* **Requirements**
Look through the records below and collect all lines that hold the string "Seal".
• • • • • • •
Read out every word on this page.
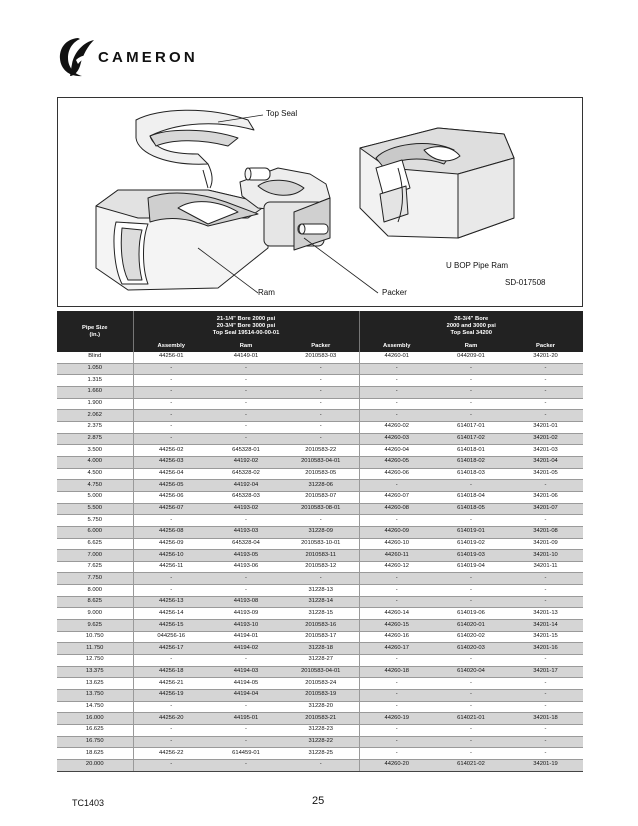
CAMERON
Top Seal
Ram	Packer
U BOP Pipe Ram
SD-017508
Pipe Size
(in.)	21-1/4" Bore 2000 psi
20-3/4" Bore 3000 psi
Top Seal 19514-00-00-01			26-3/4" Bore
2000 and 3000 psi
Top Seal 34200		

	Assembly	Ram	Packer	Assembly	Ram	Packer
Blind	44256-01	44149-01	2010583-03	44260-01	044209-01	34201-20
1.050	-	-	-	-	-	-
1.315	-	-	-	-	-	-
1.660	-	-	-	-	-	-
1.900	-	-	-	-	-	-
2.062	-	-	-	-	-	-
2.375	-	-	-	44260-02	614017-01	34201-01
2.875	-	-	-	44260-03	614017-02	34201-02
3.500	44256-02	645328-01	2010583-22	44260-04	614018-01	34201-03
4.000	44256-03	44192-02	2010583-04-01	44260-05	614018-02	34201-04
4.500	44256-04	645328-02	2010583-05	44260-06	614018-03	34201-05
4.750	44256-05	44192-04	31228-06	-	-	-
5.000	44256-06	645328-03	2010583-07	44260-07	614018-04	34201-06
5.500	44256-07	44193-02	2010583-08-01	44260-08	614018-05	34201-07
5.750	-	-	-	-	-	-
6.000	44256-08	44193-03	31228-09	44260-09	614019-01	34201-08
6.625	44256-09	645328-04	2010583-10-01	44260-10	614019-02	34201-09
7.000	44256-10	44193-05	2010583-11	44260-11	614019-03	34201-10
7.625	44256-11	44193-06	2010583-12	44260-12	614019-04	34201-11
7.750	-	-	-	-	-	-
8.000	-	-	31228-13	-	-	-
8.625	44256-13	44193-08	31228-14	-	-	-
9.000	44256-14	44193-09	31228-15	44260-14	614019-06	34201-13
9.625	44256-15	44193-10	2010583-16	44260-15	614020-01	34201-14
10.750	044256-16	44194-01	2010583-17	44260-16	614020-02	34201-15
11.750	44256-17	44194-02	31228-18	44260-17	614020-03	34201-16
12.750	-	-	31228-27	-	-	-
13.375	44256-18	44194-03	2010583-04-01	44260-18	614020-04	34201-17
13.625	44256-21	44194-05	2010583-24	-	-	-
13.750	44256-19	44194-04	2010583-19	-	-	-
14.750	-	-	31228-20	-	-	-
16.000	44256-20	44195-01	2010583-21	44260-19	614021-01	34201-18
16.625	-	-	31228-23	-	-	-
16.750	-	-	31228-22	-	-	-
18.625	44256-22	614459-01	31228-25	-	-	-
20.000	-	-	-	44260-20	614021-02	34201-19
TC1403	25
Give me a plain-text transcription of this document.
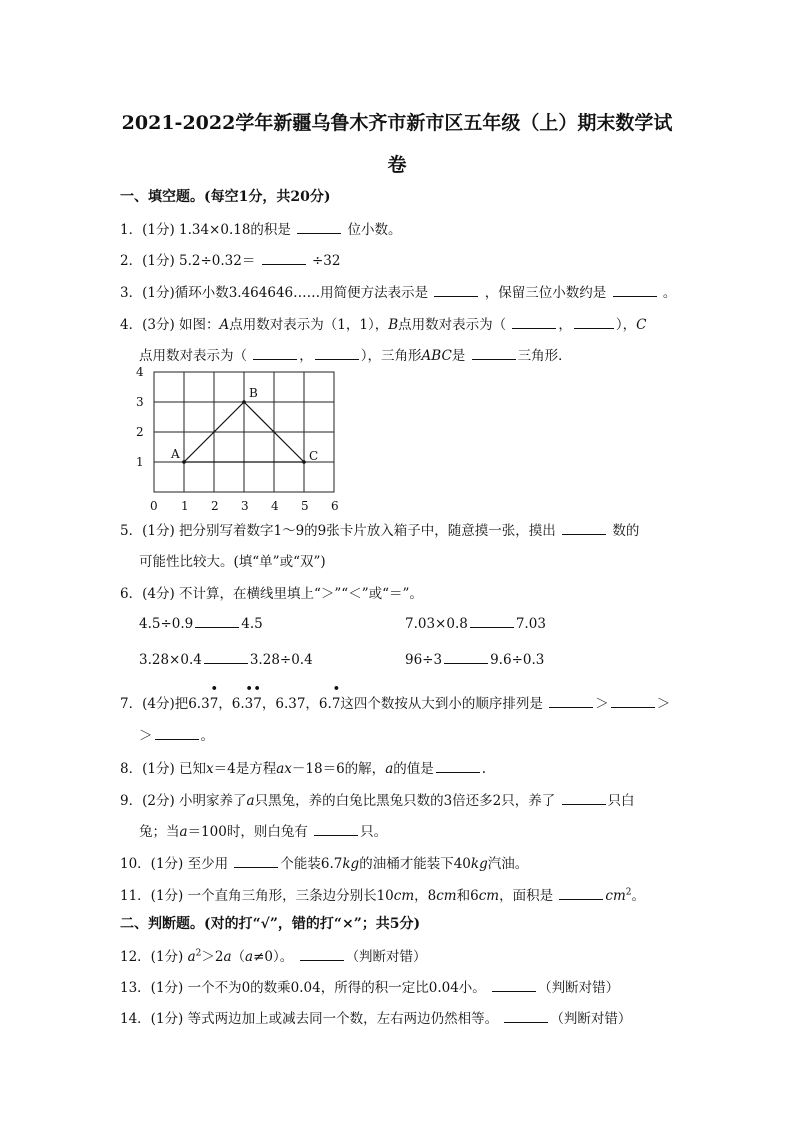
2021-2022学年新疆乌鲁木齐市新市区五年级（上）期末数学试
卷
一、填空题。(每空1分，共20分)
1．(1分) 1.34×0.18的积是	位小数。
2．(1分) 5.2÷0.32＝	÷32
3．(1分)循环小数3.464646……用简便方法表示是	，保留三位小数约是	。
4．(3分) 如图：A点用数对表示为（1，1），B点用数对表示为（	，	），C
点用数对表示为（	，	），三角形ABC是	三角形．
1
2
3
4
0 1 2 3 4 5 6
A
B
C
5．(1分) 把分别写着数字1～9的9张卡片放入箱子中，随意摸一张，摸出	数的
可能性比较大。(填“单”或“双”)
6．(4分) 不计算，在横线里填上“＞”“＜”或“＝”。
4.5÷0.9	4.5	7.03×0.8	7.03
3.28×0.4	3.28÷0.4	96÷3	9.6÷0.3
7．(4分)把6.3
•
7，6.
• •
37，6.37，6.
•
7这四个数按从大到小的顺序排列是	＞	＞
＞	。
8．(1分) 已知x＝4是方程ax－18＝6的解，a的值是	.
9．(2分) 小明家养了a只黑兔，养的白兔比黑兔只数的3倍还多2只，养了	只白
兔；当a＝100时，则白兔有	只。
10．(1分) 至少用	个能装6.7kg的油桶才能装下40kg汽油。
11．(1分) 一个直角三角形，三条边分别长10cm，8cm和6cm，面积是	$cm^2$。
二、判断题。(对的打“√”，错的打“×”；共5分)
12．(1分) $a^2>2a(a\ne 0)$。	（判断对错）
13．(1分) 一个不为0的数乘0.04，所得的积一定比0.04小。	（判断对错）
14．(1分) 等式两边加上或减去同一个数，左右两边仍然相等。	（判断对错）
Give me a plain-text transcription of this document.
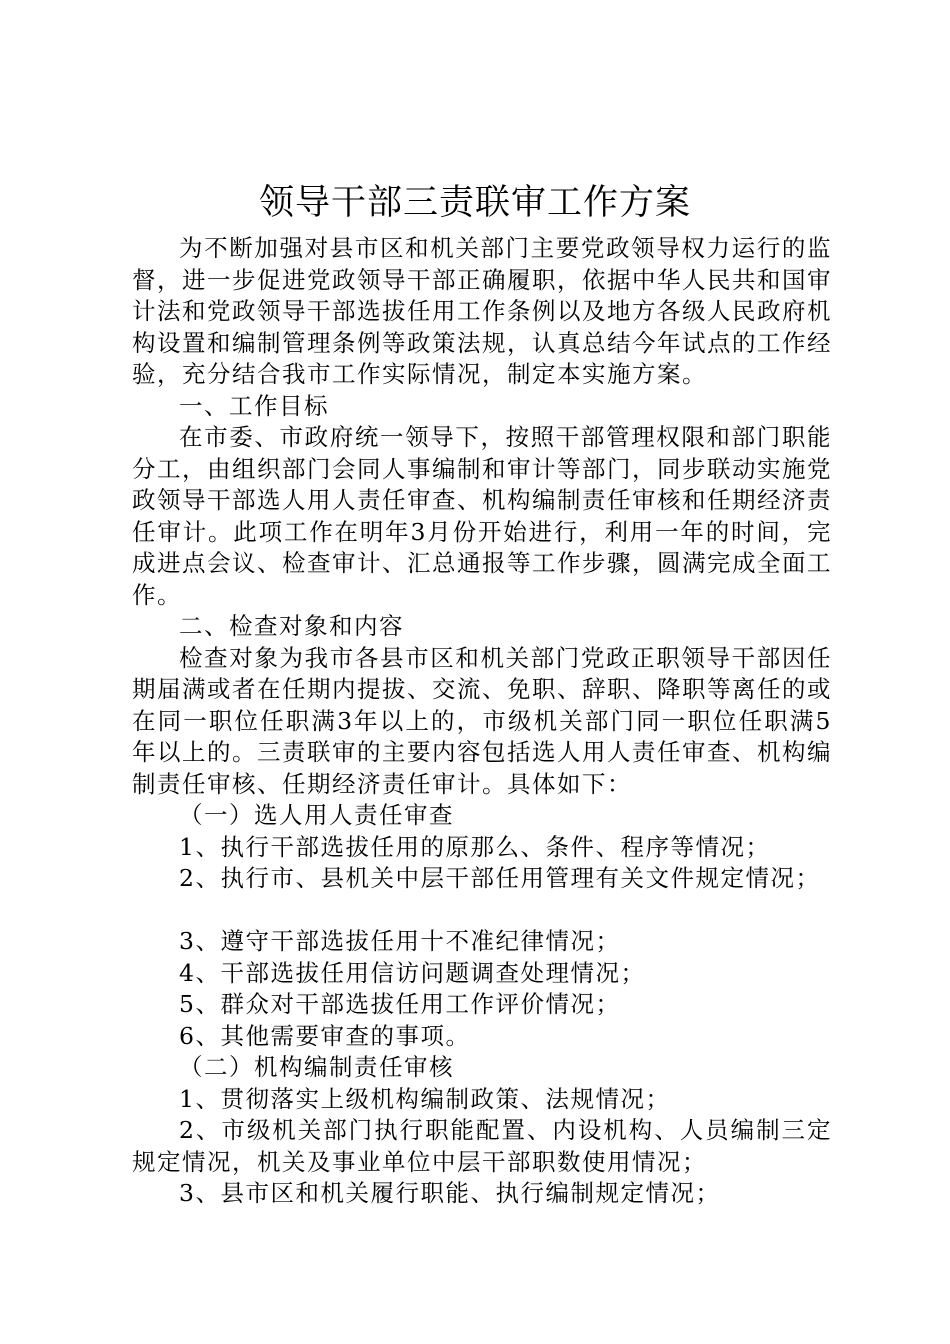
领导干部三责联审工作方案

为不断加强对县市区和机关部门主要党政领导权力运行的监督，进一步促进党政领导干部正确履职，依据中华人民共和国审计法和党政领导干部选拔任用工作条例以及地方各级人民政府机构设置和编制管理条例等政策法规，认真总结今年试点的工作经验，充分结合我市工作实际情况，制定本实施方案。

一、工作目标

在市委、市政府统一领导下，按照干部管理权限和部门职能分工，由组织部门会同人事编制和审计等部门，同步联动实施党政领导干部选人用人责任审查、机构编制责任审核和任期经济责任审计。此项工作在明年3月份开始进行，利用一年的时间，完成进点会议、检查审计、汇总通报等工作步骤，圆满完成全面工作。

二、检查对象和内容

检查对象为我市各县市区和机关部门党政正职领导干部因任期届满或者在任期内提拔、交流、免职、辞职、降职等离任的或在同一职位任职满3年以上的，市级机关部门同一职位任职满5年以上的。三责联审的主要内容包括选人用人责任审查、机构编制责任审核、任期经济责任审计。具体如下：

（一）选人用人责任审查

1、执行干部选拔任用的原那么、条件、程序等情况；

2、执行市、县机关中层干部任用管理有关文件规定情况；

3、遵守干部选拔任用十不准纪律情况；

4、干部选拔任用信访问题调查处理情况；

5、群众对干部选拔任用工作评价情况；

6、其他需要审查的事项。

（二）机构编制责任审核

1、贯彻落实上级机构编制政策、法规情况；

2、市级机关部门执行职能配置、内设机构、人员编制三定规定情况，机关及事业单位中层干部职数使用情况；

3、县市区和机关履行职能、执行编制规定情况；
• • • • • • •
* **Complete output**
Top Seal
Top Seal 19514-00-00-01			26-3/4" Bore
Top Seal 34200		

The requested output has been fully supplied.